Data extract:
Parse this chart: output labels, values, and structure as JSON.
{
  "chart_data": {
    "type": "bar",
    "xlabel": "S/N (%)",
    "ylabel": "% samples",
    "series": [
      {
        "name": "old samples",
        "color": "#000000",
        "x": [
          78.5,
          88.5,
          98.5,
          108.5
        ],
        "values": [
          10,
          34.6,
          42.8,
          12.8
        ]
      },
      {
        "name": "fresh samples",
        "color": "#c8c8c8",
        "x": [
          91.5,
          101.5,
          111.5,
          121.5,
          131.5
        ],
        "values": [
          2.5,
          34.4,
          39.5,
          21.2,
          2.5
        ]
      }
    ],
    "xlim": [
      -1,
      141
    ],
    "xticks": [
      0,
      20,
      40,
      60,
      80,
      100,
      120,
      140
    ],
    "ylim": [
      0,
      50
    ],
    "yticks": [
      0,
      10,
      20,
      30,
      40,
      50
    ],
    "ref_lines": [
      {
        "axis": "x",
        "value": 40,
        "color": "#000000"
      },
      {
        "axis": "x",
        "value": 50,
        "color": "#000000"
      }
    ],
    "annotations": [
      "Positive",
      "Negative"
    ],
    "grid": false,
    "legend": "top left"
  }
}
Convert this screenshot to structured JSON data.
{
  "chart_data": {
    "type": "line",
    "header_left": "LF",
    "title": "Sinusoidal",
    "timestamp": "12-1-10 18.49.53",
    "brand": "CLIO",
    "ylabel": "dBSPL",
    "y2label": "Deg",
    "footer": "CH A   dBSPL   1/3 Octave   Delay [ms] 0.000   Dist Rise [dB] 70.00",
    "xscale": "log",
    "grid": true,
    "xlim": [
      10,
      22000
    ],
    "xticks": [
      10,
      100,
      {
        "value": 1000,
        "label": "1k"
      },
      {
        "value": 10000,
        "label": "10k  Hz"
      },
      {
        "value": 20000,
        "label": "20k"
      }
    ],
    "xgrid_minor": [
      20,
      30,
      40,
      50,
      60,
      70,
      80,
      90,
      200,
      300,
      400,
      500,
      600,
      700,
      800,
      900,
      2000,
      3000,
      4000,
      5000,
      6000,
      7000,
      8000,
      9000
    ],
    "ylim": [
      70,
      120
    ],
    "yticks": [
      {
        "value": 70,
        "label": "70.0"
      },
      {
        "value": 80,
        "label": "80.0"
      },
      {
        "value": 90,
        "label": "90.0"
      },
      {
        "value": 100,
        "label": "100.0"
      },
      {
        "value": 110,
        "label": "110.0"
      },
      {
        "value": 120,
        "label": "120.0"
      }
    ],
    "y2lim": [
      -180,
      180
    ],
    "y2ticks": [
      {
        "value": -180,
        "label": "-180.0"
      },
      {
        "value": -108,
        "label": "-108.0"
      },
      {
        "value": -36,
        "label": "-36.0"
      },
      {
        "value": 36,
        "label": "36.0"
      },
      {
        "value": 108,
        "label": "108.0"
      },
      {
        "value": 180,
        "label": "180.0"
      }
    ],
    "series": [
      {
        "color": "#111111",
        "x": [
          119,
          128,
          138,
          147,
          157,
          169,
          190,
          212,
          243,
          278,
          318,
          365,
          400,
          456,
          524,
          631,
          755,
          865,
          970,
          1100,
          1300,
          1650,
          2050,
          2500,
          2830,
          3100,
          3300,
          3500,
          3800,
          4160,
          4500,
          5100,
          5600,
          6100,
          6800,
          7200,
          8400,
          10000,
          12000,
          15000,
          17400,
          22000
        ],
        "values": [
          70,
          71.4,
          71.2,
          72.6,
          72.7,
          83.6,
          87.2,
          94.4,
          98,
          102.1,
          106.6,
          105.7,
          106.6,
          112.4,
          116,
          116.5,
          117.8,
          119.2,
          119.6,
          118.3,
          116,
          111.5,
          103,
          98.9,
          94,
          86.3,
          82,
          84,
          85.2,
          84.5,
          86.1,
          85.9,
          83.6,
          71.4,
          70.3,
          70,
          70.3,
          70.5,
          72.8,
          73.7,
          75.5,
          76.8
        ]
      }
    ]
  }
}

What to produce: Select the lines from the entries that include the word "this".

Exercise solution:
Parse this chart: output labels, values, and structure as JSON.
Convert this screenshot to structured JSON data.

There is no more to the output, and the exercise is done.